> REQUIRED TASK
Show every line below where "européenne" can be found.

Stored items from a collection
○ ○ ○ ○ ○
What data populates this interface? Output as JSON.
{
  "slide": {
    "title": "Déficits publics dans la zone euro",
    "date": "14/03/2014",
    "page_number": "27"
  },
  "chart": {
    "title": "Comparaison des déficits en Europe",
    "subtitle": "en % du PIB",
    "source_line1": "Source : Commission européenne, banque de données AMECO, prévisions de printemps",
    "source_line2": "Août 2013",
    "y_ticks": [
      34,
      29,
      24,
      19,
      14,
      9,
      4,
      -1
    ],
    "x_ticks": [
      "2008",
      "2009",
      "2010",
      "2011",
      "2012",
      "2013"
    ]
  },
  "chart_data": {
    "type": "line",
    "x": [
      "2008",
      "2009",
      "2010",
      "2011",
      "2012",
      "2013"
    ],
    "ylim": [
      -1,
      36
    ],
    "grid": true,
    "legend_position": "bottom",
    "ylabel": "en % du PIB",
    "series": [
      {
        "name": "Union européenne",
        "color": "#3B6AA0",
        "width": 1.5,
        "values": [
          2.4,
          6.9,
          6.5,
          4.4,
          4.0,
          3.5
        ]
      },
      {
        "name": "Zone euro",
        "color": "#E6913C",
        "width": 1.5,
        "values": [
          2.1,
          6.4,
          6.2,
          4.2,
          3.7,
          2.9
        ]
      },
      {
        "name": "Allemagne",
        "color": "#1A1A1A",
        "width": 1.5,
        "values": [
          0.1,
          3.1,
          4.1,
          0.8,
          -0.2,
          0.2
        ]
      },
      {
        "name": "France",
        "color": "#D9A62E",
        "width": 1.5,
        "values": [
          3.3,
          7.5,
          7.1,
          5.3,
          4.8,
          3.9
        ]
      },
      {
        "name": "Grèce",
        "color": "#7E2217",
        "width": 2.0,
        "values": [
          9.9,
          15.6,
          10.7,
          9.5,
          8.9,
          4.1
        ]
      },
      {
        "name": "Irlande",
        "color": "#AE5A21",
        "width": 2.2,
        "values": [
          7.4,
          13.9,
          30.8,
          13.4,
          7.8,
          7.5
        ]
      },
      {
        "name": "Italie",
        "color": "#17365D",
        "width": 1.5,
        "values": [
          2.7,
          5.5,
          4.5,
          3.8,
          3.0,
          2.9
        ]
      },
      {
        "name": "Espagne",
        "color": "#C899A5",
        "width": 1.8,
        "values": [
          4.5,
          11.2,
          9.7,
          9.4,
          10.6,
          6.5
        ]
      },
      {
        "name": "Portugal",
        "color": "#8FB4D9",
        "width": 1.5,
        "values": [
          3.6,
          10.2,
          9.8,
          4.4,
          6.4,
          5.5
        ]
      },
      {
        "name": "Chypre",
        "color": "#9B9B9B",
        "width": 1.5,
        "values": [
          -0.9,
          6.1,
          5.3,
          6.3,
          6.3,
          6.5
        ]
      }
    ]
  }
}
○ ○ ○ ○ ○
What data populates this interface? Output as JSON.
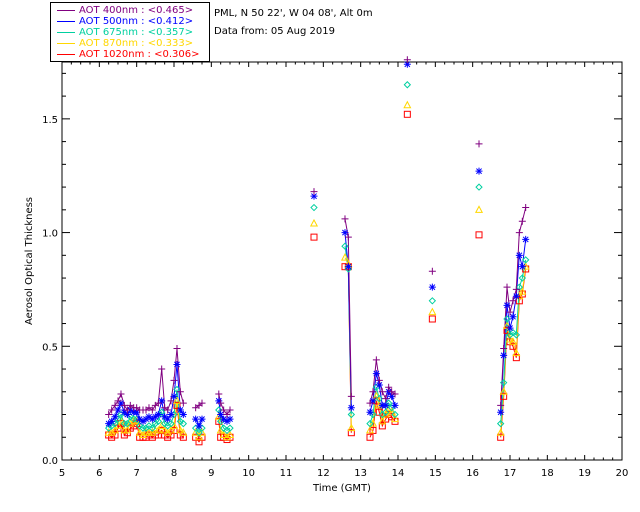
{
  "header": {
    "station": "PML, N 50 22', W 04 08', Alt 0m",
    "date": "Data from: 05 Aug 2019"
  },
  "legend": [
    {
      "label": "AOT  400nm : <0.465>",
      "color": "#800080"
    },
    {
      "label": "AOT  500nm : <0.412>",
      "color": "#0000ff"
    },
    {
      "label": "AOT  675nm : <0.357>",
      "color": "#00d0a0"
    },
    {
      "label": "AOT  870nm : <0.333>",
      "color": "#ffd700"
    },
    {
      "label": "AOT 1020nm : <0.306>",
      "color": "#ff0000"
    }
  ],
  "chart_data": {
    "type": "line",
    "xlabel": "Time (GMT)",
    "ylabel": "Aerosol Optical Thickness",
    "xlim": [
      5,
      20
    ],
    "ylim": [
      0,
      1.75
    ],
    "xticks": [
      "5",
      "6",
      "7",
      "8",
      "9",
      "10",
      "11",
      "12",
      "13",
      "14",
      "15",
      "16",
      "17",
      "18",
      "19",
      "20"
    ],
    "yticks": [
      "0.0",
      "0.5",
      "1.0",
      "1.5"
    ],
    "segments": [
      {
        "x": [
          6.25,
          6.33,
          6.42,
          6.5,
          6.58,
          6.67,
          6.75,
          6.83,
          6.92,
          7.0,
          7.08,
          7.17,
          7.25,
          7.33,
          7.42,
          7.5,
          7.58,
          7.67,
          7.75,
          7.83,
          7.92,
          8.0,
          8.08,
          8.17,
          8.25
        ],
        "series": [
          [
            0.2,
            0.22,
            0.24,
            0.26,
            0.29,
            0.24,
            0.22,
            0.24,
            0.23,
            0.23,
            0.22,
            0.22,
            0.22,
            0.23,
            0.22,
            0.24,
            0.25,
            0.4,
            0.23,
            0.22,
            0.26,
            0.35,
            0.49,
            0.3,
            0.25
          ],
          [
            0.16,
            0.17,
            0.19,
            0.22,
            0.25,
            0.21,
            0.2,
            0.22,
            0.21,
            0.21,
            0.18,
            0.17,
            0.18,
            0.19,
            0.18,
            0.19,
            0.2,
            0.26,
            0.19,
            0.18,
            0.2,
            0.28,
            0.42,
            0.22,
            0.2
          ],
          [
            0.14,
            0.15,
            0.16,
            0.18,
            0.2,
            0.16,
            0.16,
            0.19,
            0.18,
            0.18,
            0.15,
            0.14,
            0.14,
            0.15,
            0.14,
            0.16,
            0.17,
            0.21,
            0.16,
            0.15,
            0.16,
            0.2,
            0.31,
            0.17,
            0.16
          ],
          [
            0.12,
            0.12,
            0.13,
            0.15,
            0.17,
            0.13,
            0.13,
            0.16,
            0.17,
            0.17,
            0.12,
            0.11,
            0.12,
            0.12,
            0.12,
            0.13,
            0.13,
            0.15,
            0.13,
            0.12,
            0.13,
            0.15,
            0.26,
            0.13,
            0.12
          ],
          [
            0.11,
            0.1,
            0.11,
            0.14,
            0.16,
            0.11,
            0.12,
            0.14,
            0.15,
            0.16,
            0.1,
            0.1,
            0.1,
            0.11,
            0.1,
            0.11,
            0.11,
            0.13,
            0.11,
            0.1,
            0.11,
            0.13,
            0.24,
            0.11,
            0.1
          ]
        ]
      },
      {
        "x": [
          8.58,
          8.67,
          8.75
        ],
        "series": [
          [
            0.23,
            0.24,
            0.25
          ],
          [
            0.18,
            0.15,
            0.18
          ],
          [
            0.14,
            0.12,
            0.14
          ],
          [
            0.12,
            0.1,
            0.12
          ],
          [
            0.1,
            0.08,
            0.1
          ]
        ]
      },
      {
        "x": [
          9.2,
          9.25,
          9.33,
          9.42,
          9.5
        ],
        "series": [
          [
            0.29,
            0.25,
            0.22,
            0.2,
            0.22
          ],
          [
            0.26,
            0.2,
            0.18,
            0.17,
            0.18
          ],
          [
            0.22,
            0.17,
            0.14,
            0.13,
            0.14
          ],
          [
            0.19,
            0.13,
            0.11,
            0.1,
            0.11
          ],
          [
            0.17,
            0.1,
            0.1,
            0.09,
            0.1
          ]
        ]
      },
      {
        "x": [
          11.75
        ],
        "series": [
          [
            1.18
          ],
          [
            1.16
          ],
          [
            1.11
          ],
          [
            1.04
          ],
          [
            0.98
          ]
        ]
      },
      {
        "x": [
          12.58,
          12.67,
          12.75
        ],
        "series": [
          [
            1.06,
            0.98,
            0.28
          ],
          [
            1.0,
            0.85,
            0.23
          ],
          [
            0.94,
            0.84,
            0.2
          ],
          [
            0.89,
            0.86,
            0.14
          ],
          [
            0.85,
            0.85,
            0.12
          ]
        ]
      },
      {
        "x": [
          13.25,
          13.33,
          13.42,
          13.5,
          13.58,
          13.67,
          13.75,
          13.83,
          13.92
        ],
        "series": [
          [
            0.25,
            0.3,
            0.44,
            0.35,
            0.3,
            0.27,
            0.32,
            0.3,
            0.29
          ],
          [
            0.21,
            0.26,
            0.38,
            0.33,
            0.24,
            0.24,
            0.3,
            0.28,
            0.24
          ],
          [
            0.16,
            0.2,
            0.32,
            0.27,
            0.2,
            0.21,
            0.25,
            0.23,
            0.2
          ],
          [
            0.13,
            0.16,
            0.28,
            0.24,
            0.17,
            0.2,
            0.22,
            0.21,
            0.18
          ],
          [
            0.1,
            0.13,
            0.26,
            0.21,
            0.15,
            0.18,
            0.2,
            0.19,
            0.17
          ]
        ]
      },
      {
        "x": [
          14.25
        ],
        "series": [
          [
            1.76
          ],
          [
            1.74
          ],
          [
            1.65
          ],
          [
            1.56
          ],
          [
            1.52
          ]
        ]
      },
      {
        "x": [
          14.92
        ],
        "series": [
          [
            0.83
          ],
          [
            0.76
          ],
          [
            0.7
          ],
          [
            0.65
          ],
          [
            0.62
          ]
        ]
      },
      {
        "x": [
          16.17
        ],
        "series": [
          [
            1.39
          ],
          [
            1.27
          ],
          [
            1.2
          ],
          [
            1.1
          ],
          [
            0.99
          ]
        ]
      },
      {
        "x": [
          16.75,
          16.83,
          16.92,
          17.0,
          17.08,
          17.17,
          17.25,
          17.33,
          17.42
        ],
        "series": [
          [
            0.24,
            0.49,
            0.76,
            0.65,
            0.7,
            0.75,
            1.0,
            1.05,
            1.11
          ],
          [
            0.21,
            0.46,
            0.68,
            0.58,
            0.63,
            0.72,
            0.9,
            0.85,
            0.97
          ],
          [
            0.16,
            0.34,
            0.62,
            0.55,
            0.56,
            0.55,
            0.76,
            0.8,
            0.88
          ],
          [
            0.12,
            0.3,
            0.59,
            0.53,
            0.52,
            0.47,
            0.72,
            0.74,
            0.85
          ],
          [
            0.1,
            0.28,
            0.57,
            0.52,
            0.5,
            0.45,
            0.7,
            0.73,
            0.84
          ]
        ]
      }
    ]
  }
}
○ ○ ○ ○ ○
> ANSWER TO THE EXERCISE
    "source_line1": "Source : Commission européenne, banque de données AMECO, prévisions de printemps",
        "name": "Union européenne",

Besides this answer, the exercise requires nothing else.